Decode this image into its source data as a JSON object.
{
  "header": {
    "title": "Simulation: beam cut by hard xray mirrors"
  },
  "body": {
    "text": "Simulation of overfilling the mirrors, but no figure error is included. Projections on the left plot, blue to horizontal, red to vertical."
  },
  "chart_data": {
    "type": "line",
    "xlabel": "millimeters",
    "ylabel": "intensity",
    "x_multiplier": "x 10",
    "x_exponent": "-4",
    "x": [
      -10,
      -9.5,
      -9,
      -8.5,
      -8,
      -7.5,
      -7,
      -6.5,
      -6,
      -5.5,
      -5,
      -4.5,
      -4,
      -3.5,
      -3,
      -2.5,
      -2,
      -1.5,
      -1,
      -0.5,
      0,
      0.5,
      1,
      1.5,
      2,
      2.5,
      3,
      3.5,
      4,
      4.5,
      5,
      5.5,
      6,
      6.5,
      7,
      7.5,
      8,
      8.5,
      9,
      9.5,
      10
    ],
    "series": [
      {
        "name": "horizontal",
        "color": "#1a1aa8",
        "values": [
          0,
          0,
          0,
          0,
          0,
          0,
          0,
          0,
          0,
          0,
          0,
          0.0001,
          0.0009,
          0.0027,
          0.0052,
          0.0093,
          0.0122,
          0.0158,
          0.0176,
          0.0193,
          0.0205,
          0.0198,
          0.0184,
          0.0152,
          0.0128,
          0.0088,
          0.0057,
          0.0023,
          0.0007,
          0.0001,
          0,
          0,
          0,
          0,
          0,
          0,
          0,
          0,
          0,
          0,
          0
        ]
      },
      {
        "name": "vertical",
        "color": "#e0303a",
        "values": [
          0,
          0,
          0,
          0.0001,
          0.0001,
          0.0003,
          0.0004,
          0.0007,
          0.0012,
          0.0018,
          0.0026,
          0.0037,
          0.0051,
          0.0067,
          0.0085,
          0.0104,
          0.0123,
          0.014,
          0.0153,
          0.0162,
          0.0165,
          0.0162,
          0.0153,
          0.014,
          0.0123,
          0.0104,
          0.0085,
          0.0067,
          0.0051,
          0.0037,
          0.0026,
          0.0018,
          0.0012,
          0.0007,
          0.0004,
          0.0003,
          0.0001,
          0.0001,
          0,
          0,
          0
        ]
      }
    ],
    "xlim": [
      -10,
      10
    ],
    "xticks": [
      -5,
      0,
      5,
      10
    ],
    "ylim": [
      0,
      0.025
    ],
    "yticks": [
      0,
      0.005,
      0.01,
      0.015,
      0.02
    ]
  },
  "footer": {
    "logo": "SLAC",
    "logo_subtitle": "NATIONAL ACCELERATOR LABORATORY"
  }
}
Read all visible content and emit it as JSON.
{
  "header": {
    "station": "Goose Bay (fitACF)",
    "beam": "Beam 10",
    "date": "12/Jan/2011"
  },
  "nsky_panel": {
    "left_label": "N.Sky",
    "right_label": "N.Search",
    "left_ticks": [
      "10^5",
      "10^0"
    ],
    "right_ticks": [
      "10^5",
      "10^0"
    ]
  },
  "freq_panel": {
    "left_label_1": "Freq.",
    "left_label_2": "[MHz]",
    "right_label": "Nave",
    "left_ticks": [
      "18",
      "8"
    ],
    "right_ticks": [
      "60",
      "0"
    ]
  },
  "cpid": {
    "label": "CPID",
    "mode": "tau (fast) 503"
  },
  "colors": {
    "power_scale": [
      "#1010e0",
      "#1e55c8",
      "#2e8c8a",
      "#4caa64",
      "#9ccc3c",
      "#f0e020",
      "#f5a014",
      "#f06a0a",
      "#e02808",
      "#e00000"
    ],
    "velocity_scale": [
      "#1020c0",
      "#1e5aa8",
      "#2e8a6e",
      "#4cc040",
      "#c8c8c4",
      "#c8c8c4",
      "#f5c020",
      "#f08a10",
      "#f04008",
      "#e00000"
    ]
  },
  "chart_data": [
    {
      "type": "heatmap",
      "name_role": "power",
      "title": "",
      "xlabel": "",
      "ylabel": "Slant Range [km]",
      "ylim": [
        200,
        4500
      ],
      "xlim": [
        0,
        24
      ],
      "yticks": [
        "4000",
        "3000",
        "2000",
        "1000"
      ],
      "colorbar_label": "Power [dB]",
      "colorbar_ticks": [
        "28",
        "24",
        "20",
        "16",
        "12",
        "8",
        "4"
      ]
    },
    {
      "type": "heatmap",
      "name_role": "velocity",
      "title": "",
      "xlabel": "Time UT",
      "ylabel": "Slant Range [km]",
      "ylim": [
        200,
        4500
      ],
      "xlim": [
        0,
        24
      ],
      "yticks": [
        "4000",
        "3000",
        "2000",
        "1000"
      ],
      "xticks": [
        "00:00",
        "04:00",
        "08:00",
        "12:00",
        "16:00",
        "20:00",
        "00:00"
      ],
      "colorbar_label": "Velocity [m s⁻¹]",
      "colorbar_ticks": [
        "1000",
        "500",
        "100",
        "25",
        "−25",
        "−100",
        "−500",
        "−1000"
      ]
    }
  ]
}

▶ [THE TASK]:
All of the lines above must be returned exactly.

▶ [COMPLETED TASK]:
Decode this image into its source data as a JSON object.
{
  "header": {
    "title": "Simulation: beam cut by hard xray mirrors"
  },
  "body": {
    "text": "Simulation of overfilling the mirrors, but no figure error is included. Projections on the left plot, blue to horizontal, red to vertical."
  },
  "chart_data": {
    "type": "line",
    "xlabel": "millimeters",
    "ylabel": "intensity",
    "x_multiplier": "x 10",
    "x_exponent": "-4",
    "x": [
      -10,
      -9.5,
      -9,
      -8.5,
      -8,
      -7.5,
      -7,
      -6.5,
      -6,
      -5.5,
      -5,
      -4.5,
      -4,
      -3.5,
      -3,
      -2.5,
      -2,
      -1.5,
      -1,
      -0.5,
      0,
      0.5,
      1,
      1.5,
      2,
      2.5,
      3,
      3.5,
      4,
      4.5,
      5,
      5.5,
      6,
      6.5,
      7,
      7.5,
      8,
      8.5,
      9,
      9.5,
      10
    ],
    "series": [
      {
        "name": "horizontal",
        "color": "#1a1aa8",
        "values": [
          0,
          0,
          0,
          0,
          0,
          0,
          0,
          0,
          0,
          0,
          0,
          0.0001,
          0.0009,
          0.0027,
          0.0052,
          0.0093,
          0.0122,
          0.0158,
          0.0176,
          0.0193,
          0.0205,
          0.0198,
          0.0184,
          0.0152,
          0.0128,
          0.0088,
          0.0057,
          0.0023,
          0.0007,
          0.0001,
          0,
          0,
          0,
          0,
          0,
          0,
          0,
          0,
          0,
          0,
          0
        ]
      },
      {
        "name": "vertical",
        "color": "#e0303a",
        "values": [
          0,
          0,
          0,
          0.0001,
          0.0001,
          0.0003,
          0.0004,
          0.0007,
          0.0012,
          0.0018,
          0.0026,
          0.0037,
          0.0051,
          0.0067,
          0.0085,
          0.0104,
          0.0123,
          0.014,
          0.0153,
          0.0162,
          0.0165,
          0.0162,
          0.0153,
          0.014,
          0.0123,
          0.0104,
          0.0085,
          0.0067,
          0.0051,
          0.0037,
          0.0026,
          0.0018,
          0.0012,
          0.0007,
          0.0004,
          0.0003,
          0.0001,
          0.0001,
          0,
          0,
          0
        ]
      }
    ],
    "xlim": [
      -10,
      10
    ],
    "xticks": [
      -5,
      0,
      5,
      10
    ],
    "ylim": [
      0,
      0.025
    ],
    "yticks": [
      0,
      0.005,
      0.01,
      0.015,
      0.02
    ]
  },
  "footer": {
    "logo": "SLAC",
    "logo_subtitle": "NATIONAL ACCELERATOR LABORATORY"
  }
}
Read all visible content and emit it as JSON.
{
  "header": {
    "station": "Goose Bay (fitACF)",
    "beam": "Beam 10",
    "date": "12/Jan/2011"
  },
  "nsky_panel": {
    "left_label": "N.Sky",
    "right_label": "N.Search",
    "left_ticks": [
      "10^5",
      "10^0"
    ],
    "right_ticks": [
      "10^5",
      "10^0"
    ]
  },
  "freq_panel": {
    "left_label_1": "Freq.",
    "left_label_2": "[MHz]",
    "right_label": "Nave",
    "left_ticks": [
      "18",
      "8"
    ],
    "right_ticks": [
      "60",
      "0"
    ]
  },
  "cpid": {
    "label": "CPID",
    "mode": "tau (fast) 503"
  },
  "colors": {
    "power_scale": [
      "#1010e0",
      "#1e55c8",
      "#2e8c8a",
      "#4caa64",
      "#9ccc3c",
      "#f0e020",
      "#f5a014",
      "#f06a0a",
      "#e02808",
      "#e00000"
    ],
    "velocity_scale": [
      "#1020c0",
      "#1e5aa8",
      "#2e8a6e",
      "#4cc040",
      "#c8c8c4",
      "#c8c8c4",
      "#f5c020",
      "#f08a10",
      "#f04008",
      "#e00000"
    ]
  },
  "chart_data": [
    {
      "type": "heatmap",
      "name_role": "power",
      "title": "",
      "xlabel": "",
      "ylabel": "Slant Range [km]",
      "ylim": [
        200,
        4500
      ],
      "xlim": [
        0,
        24
      ],
      "yticks": [
        "4000",
        "3000",
        "2000",
        "1000"
      ],
      "colorbar_label": "Power [dB]",
      "colorbar_ticks": [
        "28",
        "24",
        "20",
        "16",
        "12",
        "8",
        "4"
      ]
    },
    {
      "type": "heatmap",
      "name_role": "velocity",
      "title": "",
      "xlabel": "Time UT",
      "ylabel": "Slant Range [km]",
      "ylim": [
        200,
        4500
      ],
      "xlim": [
        0,
        24
      ],
      "yticks": [
        "4000",
        "3000",
        "2000",
        "1000"
      ],
      "xticks": [
        "00:00",
        "04:00",
        "08:00",
        "12:00",
        "16:00",
        "20:00",
        "00:00"
      ],
      "colorbar_label": "Velocity [m s⁻¹]",
      "colorbar_ticks": [
        "1000",
        "500",
        "100",
        "25",
        "−25",
        "−100",
        "−500",
        "−1000"
      ]
    }
  ]
}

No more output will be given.